## Given instruction
Make an exact copy of the entries below with the pictures removed.

## Records provided
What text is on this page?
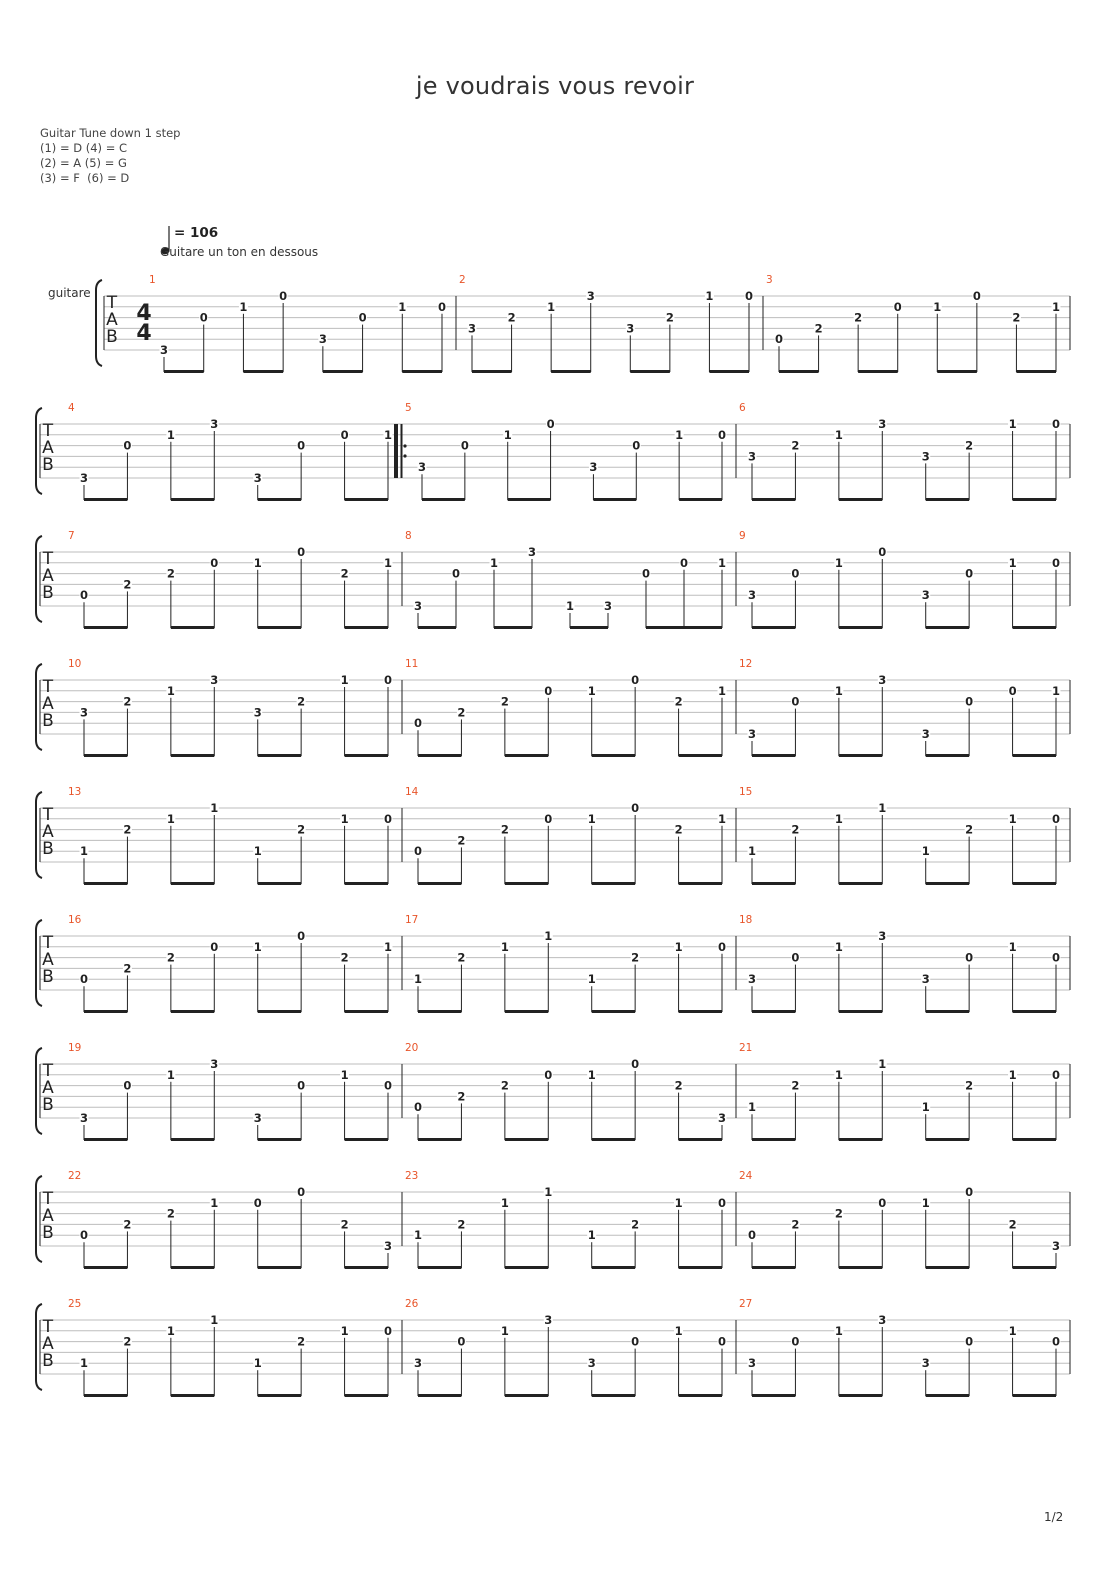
je voudrais vous revoir
Guitar Tune down 1 step
(1) = D (4) = C
(2) = A (5) = G
(3) = F  (6) = D
= 106
Guitare un ton en dessous
guitare T
A
B
4
4
1
3
0
1
0
3
0
1	0
2
3
2
1
3
3
2
1	0
3
0
2
2
0	1
0
2
1
T
A
B
4
3
0
1
3
3
0
0	1
5
3
0
1
0
3
0
1	0
6
3
2
1
3
3
2
1	0
T
A
B
7
0
2
2
0	1
0
2
1
8
3
0
1
3
1	3
0
0	1
9
3
0
1
0
3
0
1	0
T
A
B
10
3
2
1
3
3
2
1	0
11
0
2
2
0	1
0
2
1
12
3
0
1
3
3
0
0	1
T
A
B
13
1
2
1
1
1
2
1	0
14
0
2
2
0	1
0
2
1
15
1
2
1
1
1
2
1	0
T
A
B
16
0
2
2
0	1
0
2
1
17
1
2
1
1
1
2
1	0
18
3
0
1
3
3
0
1
0
T
A
B
19
3
0
1
3
3
0
1
0
20
0
2
2
0	1
0
2
3
21
1
2
1
1
1
2
1	0
T
A
B
22
0
2
2
1	0
0
2
3
23
1
2
1
1
1
2
1	0
24
0
2
2
0	1
0
2
3
T
A
B
25
1
2
1
1
1
2
1	0
26
3
0
1
3
3
0
1
0
27
3
0
1
3
3
0
1
0
1/2
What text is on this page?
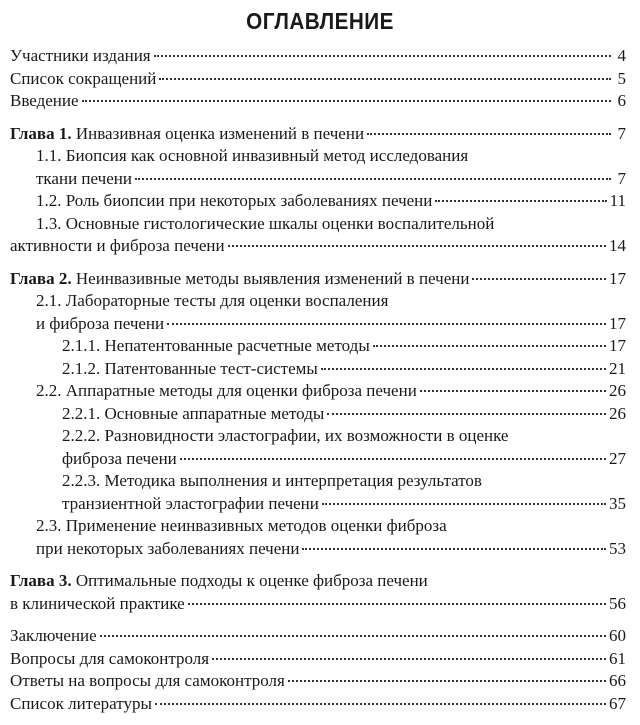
ОГЛАВЛЕНИЕ
Участники издания	4
Список сокращений	5
Введение	6
Глава 1. Инвазивная оценка изменений в печени	7
1.1. Биопсия как основной инвазивный метод исследования
ткани печени	7
1.2. Роль биопсии при некоторых заболеваниях печени	11
1.3. Основные гистологические шкалы оценки воспалительной
активности и фиброза печени	14
Глава 2. Неинвазивные методы выявления изменений в печени	17
2.1. Лабораторные тесты для оценки воспаления
и фиброза печени	17
2.1.1. Непатентованные расчетные методы	17
2.1.2. Патентованные тест-системы	21
2.2. Аппаратные методы для оценки фиброза печени	26
2.2.1. Основные аппаратные методы	26
2.2.2. Разновидности эластографии, их возможности в оценке
фиброза печени	27
2.2.3. Методика выполнения и интерпретация результатов
транзиентной эластографии печени	35
2.3. Применение неинвазивных методов оценки фиброза
при некоторых заболеваниях печени	53
Глава 3. Оптимальные подходы к оценке фиброза печени
в клинической практике	56
Заключение	60
Вопросы для самоконтроля	61
Ответы на вопросы для самоконтроля	66
Список литературы	67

## Solved problem
What text is on this page?
je voudrais vous revoir
Guitar Tune down 1 step
(1) = D (4) = C
(2) = A (5) = G
(3) = F  (6) = D
= 106
Guitare un ton en dessous
guitare T
A
B
4
4
1
3
0
1
0
3
0
1	0
2
3
2
1
3
3
2
1	0
3
0
2
2
0	1
0
2
1
T
A
B
4
3
0
1
3
3
0
0	1
5
3
0
1
0
3
0
1	0
6
3
2
1
3
3
2
1	0
T
A
B
7
0
2
2
0	1
0
2
1
8
3
0
1
3
1	3
0
0	1
9
3
0
1
0
3
0
1	0
T
A
B
10
3
2
1
3
3
2
1	0
11
0
2
2
0	1
0
2
1
12
3
0
1
3
3
0
0	1
T
A
B
13
1
2
1
1
1
2
1	0
14
0
2
2
0	1
0
2
1
15
1
2
1
1
1
2
1	0
T
A
B
16
0
2
2
0	1
0
2
1
17
1
2
1
1
1
2
1	0
18
3
0
1
3
3
0
1
0
T
A
B
19
3
0
1
3
3
0
1
0
20
0
2
2
0	1
0
2
3
21
1
2
1
1
1
2
1	0
T
A
B
22
0
2
2
1	0
0
2
3
23
1
2
1
1
1
2
1	0
24
0
2
2
0	1
0
2
3
T
A
B
25
1
2
1
1
1
2
1	0
26
3
0
1
3
3
0
1
0
27
3
0
1
3
3
0
1
0
1/2
What text is on this page?
ОГЛАВЛЕНИЕ
Участники издания	4
Список сокращений	5
Введение	6
Глава 1. Инвазивная оценка изменений в печени	7
1.1. Биопсия как основной инвазивный метод исследования
ткани печени	7
1.2. Роль биопсии при некоторых заболеваниях печени	11
1.3. Основные гистологические шкалы оценки воспалительной
активности и фиброза печени	14
Глава 2. Неинвазивные методы выявления изменений в печени	17
2.1. Лабораторные тесты для оценки воспаления
и фиброза печени	17
2.1.1. Непатентованные расчетные методы	17
2.1.2. Патентованные тест-системы	21
2.2. Аппаратные методы для оценки фиброза печени	26
2.2.1. Основные аппаратные методы	26
2.2.2. Разновидности эластографии, их возможности в оценке
фиброза печени	27
2.2.3. Методика выполнения и интерпретация результатов
транзиентной эластографии печени	35
2.3. Применение неинвазивных методов оценки фиброза
при некоторых заболеваниях печени	53
Глава 3. Оптимальные подходы к оценке фиброза печени
в клинической практике	56
Заключение	60
Вопросы для самоконтроля	61
Ответы на вопросы для самоконтроля	66
Список литературы	67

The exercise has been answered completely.